▶ _Task directions_
Filter the records below down to lines containing "transmissions".

Figure record extracts:
::::
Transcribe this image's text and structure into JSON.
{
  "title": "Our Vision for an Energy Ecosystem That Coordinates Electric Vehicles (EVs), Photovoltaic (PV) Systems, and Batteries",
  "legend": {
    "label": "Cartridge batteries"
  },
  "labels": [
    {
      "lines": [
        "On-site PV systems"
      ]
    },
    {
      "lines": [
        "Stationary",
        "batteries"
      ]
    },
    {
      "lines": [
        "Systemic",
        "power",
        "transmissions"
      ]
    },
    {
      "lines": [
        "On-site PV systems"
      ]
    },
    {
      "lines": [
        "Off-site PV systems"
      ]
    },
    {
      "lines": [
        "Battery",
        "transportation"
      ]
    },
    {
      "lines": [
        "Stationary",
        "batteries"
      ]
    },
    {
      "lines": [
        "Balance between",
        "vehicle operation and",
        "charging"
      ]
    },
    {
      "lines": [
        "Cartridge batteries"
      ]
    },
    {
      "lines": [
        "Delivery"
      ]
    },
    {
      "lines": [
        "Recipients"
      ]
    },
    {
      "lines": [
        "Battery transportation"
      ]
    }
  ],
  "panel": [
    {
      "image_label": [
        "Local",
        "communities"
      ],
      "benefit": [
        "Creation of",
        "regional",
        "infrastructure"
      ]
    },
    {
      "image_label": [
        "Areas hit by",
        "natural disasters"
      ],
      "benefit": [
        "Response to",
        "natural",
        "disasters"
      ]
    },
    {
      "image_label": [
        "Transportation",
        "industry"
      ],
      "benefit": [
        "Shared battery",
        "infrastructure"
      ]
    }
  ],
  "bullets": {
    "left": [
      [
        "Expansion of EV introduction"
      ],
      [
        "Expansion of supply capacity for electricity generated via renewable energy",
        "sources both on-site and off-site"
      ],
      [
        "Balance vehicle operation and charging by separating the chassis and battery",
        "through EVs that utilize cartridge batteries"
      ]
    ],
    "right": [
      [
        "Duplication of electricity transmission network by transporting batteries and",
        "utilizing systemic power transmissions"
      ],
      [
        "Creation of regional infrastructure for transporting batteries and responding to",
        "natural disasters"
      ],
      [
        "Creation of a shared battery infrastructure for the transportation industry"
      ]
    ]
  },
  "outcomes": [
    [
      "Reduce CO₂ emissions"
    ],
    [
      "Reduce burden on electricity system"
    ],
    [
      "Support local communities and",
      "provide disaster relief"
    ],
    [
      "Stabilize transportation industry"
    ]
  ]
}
::::
▶ _Task result_
        "transmissions"
        "utilizing systemic power transmissions"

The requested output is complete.